* BEGIN Records to use *

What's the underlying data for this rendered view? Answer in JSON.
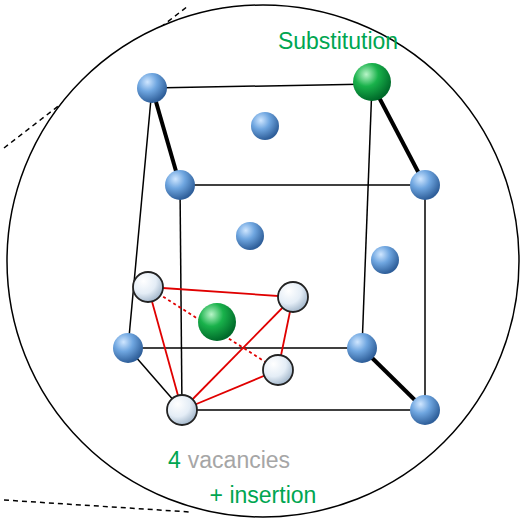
{
  "diagram": {
    "labels": [
      "Substitution",
      "4",
      "vacancies",
      "+ insertion"
    ]
  }
}
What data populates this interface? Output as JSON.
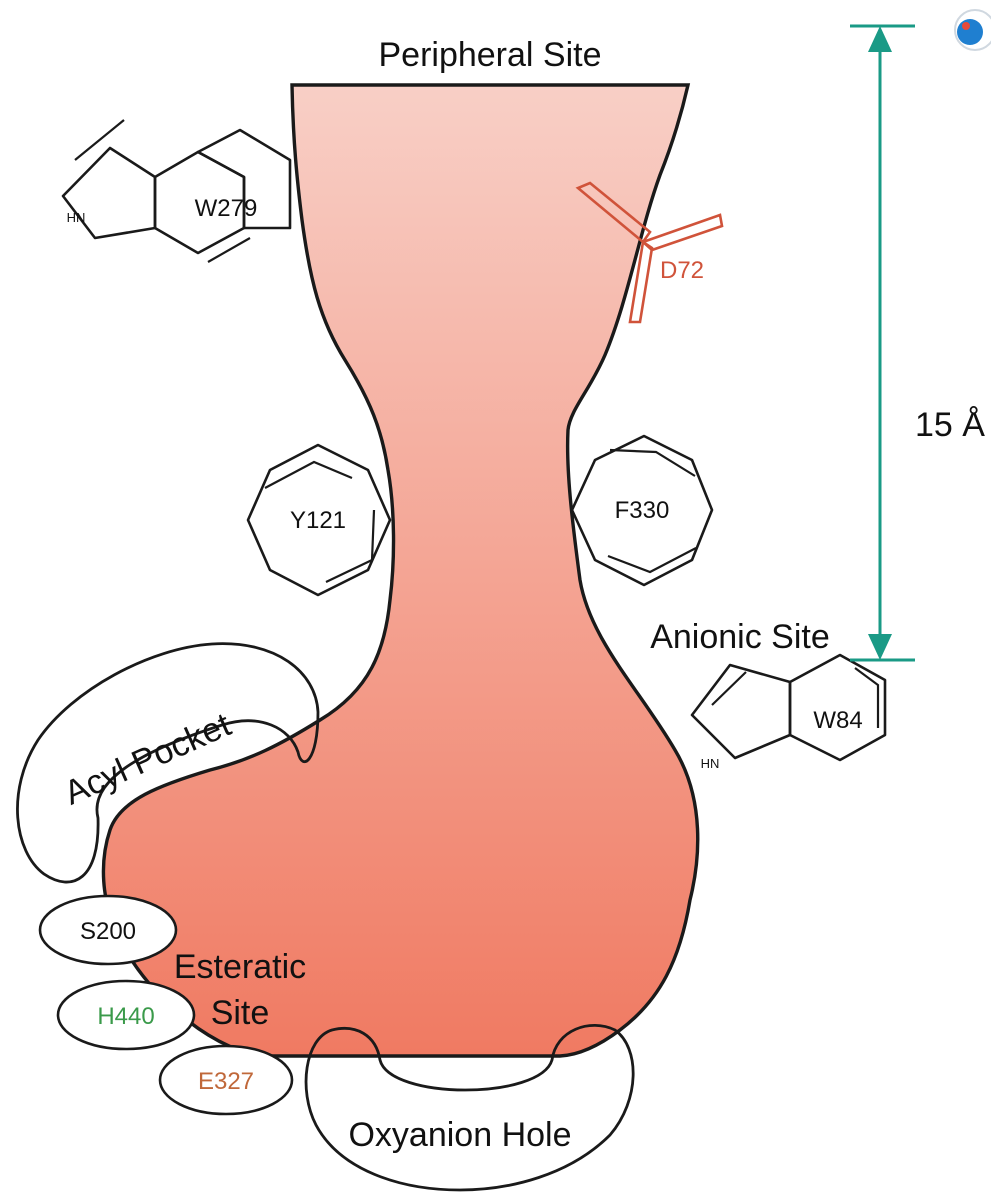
{
  "labels": {
    "peripheral_site": "Peripheral Site",
    "anionic_site": "Anionic Site",
    "acyl_pocket": "Acyl Pocket",
    "esteratic_line1": "Esteratic",
    "esteratic_line2": "Site",
    "oxyanion_hole": "Oxyanion Hole",
    "distance": "15 Å"
  },
  "residues": {
    "w279": "W279",
    "d72": "D72",
    "y121": "Y121",
    "f330": "F330",
    "w84": "W84",
    "s200": "S200",
    "h440": "H440",
    "e327": "E327",
    "hn_top": "HN",
    "hn_bottom": "HN"
  },
  "colors": {
    "gorge_top": "#f8cfc6",
    "gorge_bottom": "#f07a62",
    "measure": "#1a9a86",
    "d72": "#d0533a",
    "h440": "#3a9a4a",
    "e327": "#c0683a",
    "outline": "#1a1a1a"
  }
}
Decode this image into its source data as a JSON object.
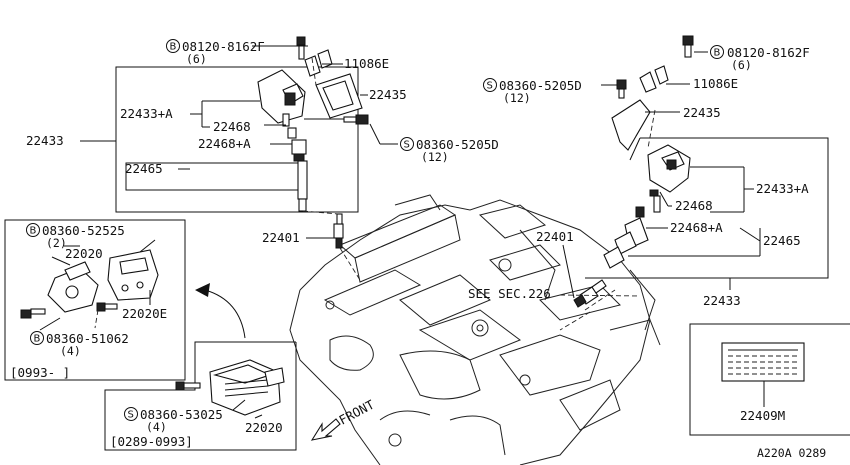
{
  "diagram_id": "A220A 0289",
  "callouts": {
    "bolt_top_left": {
      "symbol": "B",
      "part": "08120-8162F",
      "qty": "(6)"
    },
    "bolt_top_right": {
      "symbol": "B",
      "part": "08120-8162F",
      "qty": "(6)"
    },
    "screw_left_mid": {
      "symbol": "S",
      "part": "08360-5205D",
      "qty": "(12)"
    },
    "screw_right_top": {
      "symbol": "S",
      "part": "08360-5205D",
      "qty": "(12)"
    },
    "bolt_inset": {
      "symbol": "B",
      "part": "08360-52525",
      "qty": "(2)"
    },
    "screw_inset_bottom": {
      "symbol": "B",
      "part": "08360-51062",
      "qty": "(4)"
    },
    "screw_lower_box": {
      "symbol": "S",
      "part": "08360-53025",
      "qty": "(4)"
    }
  },
  "parts": {
    "p11086E_left": "11086E",
    "p11086E_right": "11086E",
    "p22435_left": "22435",
    "p22435_right": "22435",
    "p22433A_left": "22433+A",
    "p22433A_right": "22433+A",
    "p22468_left": "22468",
    "p22468_right": "22468",
    "p22468A_left": "22468+A",
    "p22468A_right": "22468+A",
    "p22465_left": "22465",
    "p22465_right": "22465",
    "p22433_left": "22433",
    "p22433_right": "22433",
    "p22401_left": "22401",
    "p22401_right": "22401",
    "p22020_inset": "22020",
    "p22020E_inset": "22020E",
    "p22020_lower": "22020",
    "p22409M": "22409M"
  },
  "notes": {
    "see_sec": "SEE SEC.226",
    "front": "FRONT",
    "inset_date": "[0993-     ]",
    "lower_date": "[0289-0993]"
  }
}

* END Records to use *

What you will do: Make an exact copy of the records shown above, without the pictures.

Exercise response:
What's the underlying data for this rendered view? Answer in JSON.
{
  "diagram": {
    "labels": [
      "Substitution",
      "4",
      "vacancies",
      "+ insertion"
    ]
  }
}
What data populates this interface? Output as JSON.
{
  "labels": {
    "peripheral_site": "Peripheral Site",
    "anionic_site": "Anionic Site",
    "acyl_pocket": "Acyl Pocket",
    "esteratic_line1": "Esteratic",
    "esteratic_line2": "Site",
    "oxyanion_hole": "Oxyanion Hole",
    "distance": "15 Å"
  },
  "residues": {
    "w279": "W279",
    "d72": "D72",
    "y121": "Y121",
    "f330": "F330",
    "w84": "W84",
    "s200": "S200",
    "h440": "H440",
    "e327": "E327",
    "hn_top": "HN",
    "hn_bottom": "HN"
  },
  "colors": {
    "gorge_top": "#f8cfc6",
    "gorge_bottom": "#f07a62",
    "measure": "#1a9a86",
    "d72": "#d0533a",
    "h440": "#3a9a4a",
    "e327": "#c0683a",
    "outline": "#1a1a1a"
  }
}
Decode this image into its source data as a JSON object.
{
  "diagram_id": "A220A 0289",
  "callouts": {
    "bolt_top_left": {
      "symbol": "B",
      "part": "08120-8162F",
      "qty": "(6)"
    },
    "bolt_top_right": {
      "symbol": "B",
      "part": "08120-8162F",
      "qty": "(6)"
    },
    "screw_left_mid": {
      "symbol": "S",
      "part": "08360-5205D",
      "qty": "(12)"
    },
    "screw_right_top": {
      "symbol": "S",
      "part": "08360-5205D",
      "qty": "(12)"
    },
    "bolt_inset": {
      "symbol": "B",
      "part": "08360-52525",
      "qty": "(2)"
    },
    "screw_inset_bottom": {
      "symbol": "B",
      "part": "08360-51062",
      "qty": "(4)"
    },
    "screw_lower_box": {
      "symbol": "S",
      "part": "08360-53025",
      "qty": "(4)"
    }
  },
  "parts": {
    "p11086E_left": "11086E",
    "p11086E_right": "11086E",
    "p22435_left": "22435",
    "p22435_right": "22435",
    "p22433A_left": "22433+A",
    "p22433A_right": "22433+A",
    "p22468_left": "22468",
    "p22468_right": "22468",
    "p22468A_left": "22468+A",
    "p22468A_right": "22468+A",
    "p22465_left": "22465",
    "p22465_right": "22465",
    "p22433_left": "22433",
    "p22433_right": "22433",
    "p22401_left": "22401",
    "p22401_right": "22401",
    "p22020_inset": "22020",
    "p22020E_inset": "22020E",
    "p22020_lower": "22020",
    "p22409M": "22409M"
  },
  "notes": {
    "see_sec": "SEE SEC.226",
    "front": "FRONT",
    "inset_date": "[0993-     ]",
    "lower_date": "[0289-0993]"
  }
}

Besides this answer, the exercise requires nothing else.